Comb through the entries for "this" and pull out each line that holds it.

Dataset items
-- START --
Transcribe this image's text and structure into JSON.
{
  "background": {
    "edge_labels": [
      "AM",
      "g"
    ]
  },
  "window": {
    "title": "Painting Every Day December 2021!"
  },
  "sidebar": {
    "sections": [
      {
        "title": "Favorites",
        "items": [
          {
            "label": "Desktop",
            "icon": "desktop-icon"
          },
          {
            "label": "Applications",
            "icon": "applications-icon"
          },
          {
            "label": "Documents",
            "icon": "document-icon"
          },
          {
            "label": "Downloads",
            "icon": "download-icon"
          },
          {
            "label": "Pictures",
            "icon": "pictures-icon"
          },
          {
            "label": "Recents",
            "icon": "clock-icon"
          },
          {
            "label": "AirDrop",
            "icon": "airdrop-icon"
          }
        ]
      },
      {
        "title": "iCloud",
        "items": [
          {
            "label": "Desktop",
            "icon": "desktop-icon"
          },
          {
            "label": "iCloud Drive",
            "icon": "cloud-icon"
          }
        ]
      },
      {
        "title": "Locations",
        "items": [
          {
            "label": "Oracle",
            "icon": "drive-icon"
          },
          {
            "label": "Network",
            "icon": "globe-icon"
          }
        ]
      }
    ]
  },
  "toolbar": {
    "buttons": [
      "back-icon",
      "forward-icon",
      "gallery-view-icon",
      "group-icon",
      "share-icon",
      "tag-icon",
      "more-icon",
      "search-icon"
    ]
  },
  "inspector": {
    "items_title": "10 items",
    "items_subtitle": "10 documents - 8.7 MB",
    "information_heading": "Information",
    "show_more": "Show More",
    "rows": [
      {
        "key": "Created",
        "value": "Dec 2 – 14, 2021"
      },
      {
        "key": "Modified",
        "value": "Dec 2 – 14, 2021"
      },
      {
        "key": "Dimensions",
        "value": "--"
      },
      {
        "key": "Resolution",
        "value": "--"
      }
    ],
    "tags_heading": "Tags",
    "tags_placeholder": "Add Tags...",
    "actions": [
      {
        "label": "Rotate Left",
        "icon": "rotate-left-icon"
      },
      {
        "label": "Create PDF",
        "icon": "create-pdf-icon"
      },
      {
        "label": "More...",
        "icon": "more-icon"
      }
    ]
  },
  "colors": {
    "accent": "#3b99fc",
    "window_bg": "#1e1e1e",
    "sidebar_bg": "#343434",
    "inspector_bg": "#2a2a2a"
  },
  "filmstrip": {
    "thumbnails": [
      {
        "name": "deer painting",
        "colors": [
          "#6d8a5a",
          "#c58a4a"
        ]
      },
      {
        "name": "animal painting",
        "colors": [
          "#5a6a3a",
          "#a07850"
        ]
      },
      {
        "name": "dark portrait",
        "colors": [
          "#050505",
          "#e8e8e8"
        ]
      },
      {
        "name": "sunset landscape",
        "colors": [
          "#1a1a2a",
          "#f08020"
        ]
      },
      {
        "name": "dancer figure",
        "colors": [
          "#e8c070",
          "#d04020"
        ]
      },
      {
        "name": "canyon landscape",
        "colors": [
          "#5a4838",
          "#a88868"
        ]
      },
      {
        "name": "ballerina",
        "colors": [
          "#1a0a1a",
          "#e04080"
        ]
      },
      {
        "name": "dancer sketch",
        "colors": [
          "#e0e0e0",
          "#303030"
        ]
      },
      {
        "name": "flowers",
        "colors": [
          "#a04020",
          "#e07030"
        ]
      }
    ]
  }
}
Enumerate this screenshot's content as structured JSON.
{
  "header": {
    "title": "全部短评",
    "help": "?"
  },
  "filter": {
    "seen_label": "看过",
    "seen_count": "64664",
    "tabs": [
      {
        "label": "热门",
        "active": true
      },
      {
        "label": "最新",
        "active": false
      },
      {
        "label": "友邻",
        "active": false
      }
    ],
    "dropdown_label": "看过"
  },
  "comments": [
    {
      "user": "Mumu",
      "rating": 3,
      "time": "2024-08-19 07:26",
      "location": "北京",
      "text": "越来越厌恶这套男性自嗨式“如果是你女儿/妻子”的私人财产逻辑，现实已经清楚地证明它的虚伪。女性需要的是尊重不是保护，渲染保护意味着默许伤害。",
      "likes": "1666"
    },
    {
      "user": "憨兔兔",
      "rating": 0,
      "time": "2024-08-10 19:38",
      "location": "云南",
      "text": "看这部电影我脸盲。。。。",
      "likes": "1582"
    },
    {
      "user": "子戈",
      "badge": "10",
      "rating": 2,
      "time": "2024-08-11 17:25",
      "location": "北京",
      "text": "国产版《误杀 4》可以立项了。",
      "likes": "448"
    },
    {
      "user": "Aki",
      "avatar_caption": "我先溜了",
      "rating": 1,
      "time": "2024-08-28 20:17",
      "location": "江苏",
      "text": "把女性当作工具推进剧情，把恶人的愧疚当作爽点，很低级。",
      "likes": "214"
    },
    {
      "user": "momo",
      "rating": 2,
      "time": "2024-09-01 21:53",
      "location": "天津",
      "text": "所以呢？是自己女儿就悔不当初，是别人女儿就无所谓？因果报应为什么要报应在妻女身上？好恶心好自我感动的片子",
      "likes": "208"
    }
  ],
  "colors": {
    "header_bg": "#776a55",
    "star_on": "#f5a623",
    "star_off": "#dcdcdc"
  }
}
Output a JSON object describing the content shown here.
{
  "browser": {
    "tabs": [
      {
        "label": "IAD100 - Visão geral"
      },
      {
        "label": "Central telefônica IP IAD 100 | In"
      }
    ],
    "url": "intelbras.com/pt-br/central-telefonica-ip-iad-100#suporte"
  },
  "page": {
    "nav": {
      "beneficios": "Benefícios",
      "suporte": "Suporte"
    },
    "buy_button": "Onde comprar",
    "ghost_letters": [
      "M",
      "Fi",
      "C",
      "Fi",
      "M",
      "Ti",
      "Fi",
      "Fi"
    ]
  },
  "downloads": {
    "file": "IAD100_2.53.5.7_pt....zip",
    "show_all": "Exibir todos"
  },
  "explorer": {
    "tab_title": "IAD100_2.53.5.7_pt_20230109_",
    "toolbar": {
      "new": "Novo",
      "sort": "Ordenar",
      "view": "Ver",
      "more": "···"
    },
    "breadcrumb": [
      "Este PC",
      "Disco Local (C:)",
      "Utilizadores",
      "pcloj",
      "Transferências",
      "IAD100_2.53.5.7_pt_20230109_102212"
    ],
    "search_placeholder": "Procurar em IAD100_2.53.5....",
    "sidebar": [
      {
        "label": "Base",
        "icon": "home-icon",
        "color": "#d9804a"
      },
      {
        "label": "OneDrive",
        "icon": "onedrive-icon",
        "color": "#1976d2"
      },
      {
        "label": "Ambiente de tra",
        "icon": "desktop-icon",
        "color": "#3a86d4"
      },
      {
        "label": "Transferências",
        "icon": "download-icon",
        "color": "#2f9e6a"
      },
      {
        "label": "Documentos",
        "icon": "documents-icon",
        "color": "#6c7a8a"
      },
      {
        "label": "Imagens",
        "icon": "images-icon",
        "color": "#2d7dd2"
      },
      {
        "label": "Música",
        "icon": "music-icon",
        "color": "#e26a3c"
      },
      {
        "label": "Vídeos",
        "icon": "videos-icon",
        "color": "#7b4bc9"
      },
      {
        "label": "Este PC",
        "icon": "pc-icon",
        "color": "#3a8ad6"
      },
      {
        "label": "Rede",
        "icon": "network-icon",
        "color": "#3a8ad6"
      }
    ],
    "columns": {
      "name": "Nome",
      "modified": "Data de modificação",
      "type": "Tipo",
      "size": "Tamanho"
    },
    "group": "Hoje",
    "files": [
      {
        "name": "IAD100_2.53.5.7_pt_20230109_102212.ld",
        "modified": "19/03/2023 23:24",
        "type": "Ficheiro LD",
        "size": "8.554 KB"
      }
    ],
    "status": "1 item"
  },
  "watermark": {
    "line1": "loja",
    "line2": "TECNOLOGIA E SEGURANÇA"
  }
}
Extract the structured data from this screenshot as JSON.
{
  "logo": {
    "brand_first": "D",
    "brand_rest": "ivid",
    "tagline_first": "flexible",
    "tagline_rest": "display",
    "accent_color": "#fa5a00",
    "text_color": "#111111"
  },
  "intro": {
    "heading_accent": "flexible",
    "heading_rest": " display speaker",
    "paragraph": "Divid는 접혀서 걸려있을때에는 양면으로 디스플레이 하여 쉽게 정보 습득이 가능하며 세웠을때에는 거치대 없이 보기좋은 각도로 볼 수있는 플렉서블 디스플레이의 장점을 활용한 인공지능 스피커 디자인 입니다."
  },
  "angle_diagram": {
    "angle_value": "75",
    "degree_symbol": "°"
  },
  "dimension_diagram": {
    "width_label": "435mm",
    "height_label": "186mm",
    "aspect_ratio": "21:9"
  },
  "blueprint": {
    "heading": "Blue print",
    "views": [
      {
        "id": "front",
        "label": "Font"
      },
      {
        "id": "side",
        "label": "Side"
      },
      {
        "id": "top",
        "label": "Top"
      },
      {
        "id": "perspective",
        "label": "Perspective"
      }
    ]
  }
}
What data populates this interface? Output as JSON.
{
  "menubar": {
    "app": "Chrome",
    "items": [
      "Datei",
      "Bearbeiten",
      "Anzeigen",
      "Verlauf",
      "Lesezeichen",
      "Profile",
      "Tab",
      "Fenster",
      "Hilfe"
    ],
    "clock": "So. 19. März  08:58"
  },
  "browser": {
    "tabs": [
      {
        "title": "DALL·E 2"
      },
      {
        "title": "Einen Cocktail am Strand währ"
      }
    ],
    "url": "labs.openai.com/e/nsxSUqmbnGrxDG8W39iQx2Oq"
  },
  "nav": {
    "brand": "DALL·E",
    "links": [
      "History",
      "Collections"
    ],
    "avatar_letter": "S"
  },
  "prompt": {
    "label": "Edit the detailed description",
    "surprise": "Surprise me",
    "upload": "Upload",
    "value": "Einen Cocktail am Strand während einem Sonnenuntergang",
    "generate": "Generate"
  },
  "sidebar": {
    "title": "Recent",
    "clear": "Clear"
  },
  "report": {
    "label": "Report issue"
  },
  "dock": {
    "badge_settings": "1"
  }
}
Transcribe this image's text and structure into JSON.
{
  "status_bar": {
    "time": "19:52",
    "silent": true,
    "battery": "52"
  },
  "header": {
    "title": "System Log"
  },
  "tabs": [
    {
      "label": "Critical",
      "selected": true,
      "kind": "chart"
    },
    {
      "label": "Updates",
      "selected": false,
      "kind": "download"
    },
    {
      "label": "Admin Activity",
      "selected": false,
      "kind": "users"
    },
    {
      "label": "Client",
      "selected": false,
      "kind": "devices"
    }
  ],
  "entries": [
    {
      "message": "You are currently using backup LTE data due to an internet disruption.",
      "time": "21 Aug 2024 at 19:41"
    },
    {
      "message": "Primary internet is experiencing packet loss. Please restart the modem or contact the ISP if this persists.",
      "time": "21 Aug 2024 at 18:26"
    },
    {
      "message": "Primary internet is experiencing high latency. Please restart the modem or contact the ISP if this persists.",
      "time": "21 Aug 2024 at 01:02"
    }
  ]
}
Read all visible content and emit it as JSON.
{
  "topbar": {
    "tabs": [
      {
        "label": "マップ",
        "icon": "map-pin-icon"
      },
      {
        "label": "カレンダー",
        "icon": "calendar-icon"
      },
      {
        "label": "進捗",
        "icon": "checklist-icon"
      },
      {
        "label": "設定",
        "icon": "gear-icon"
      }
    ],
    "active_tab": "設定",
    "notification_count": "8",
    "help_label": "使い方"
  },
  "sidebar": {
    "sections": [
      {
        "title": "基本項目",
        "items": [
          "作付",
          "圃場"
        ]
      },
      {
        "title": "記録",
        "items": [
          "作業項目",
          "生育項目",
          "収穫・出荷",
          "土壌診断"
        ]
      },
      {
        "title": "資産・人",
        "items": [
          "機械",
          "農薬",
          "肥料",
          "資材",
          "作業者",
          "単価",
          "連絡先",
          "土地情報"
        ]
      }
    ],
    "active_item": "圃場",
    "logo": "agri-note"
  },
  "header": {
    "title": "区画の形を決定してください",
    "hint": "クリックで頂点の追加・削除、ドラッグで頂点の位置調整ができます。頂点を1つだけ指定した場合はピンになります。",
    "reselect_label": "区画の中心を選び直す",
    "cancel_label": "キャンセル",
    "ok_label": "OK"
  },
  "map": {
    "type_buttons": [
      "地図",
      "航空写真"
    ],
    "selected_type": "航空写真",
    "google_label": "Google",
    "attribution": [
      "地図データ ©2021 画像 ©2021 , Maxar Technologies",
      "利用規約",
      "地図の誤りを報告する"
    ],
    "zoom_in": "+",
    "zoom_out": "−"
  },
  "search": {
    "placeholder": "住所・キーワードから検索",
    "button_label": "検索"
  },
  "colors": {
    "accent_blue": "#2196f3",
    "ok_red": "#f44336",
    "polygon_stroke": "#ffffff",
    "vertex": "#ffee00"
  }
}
-- END --
Task output ->
Transcribe this image's text and structure into JSON.
Enumerate this screenshot's content as structured JSON.
Extract the structured data from this screenshot as JSON.
What data populates this interface? Output as JSON.
Transcribe this image's text and structure into JSON.
      "message": "Primary internet is experiencing packet loss. Please restart the modem or contact the ISP if this persists.",
      "message": "Primary internet is experiencing high latency. Please restart the modem or contact the ISP if this persists.",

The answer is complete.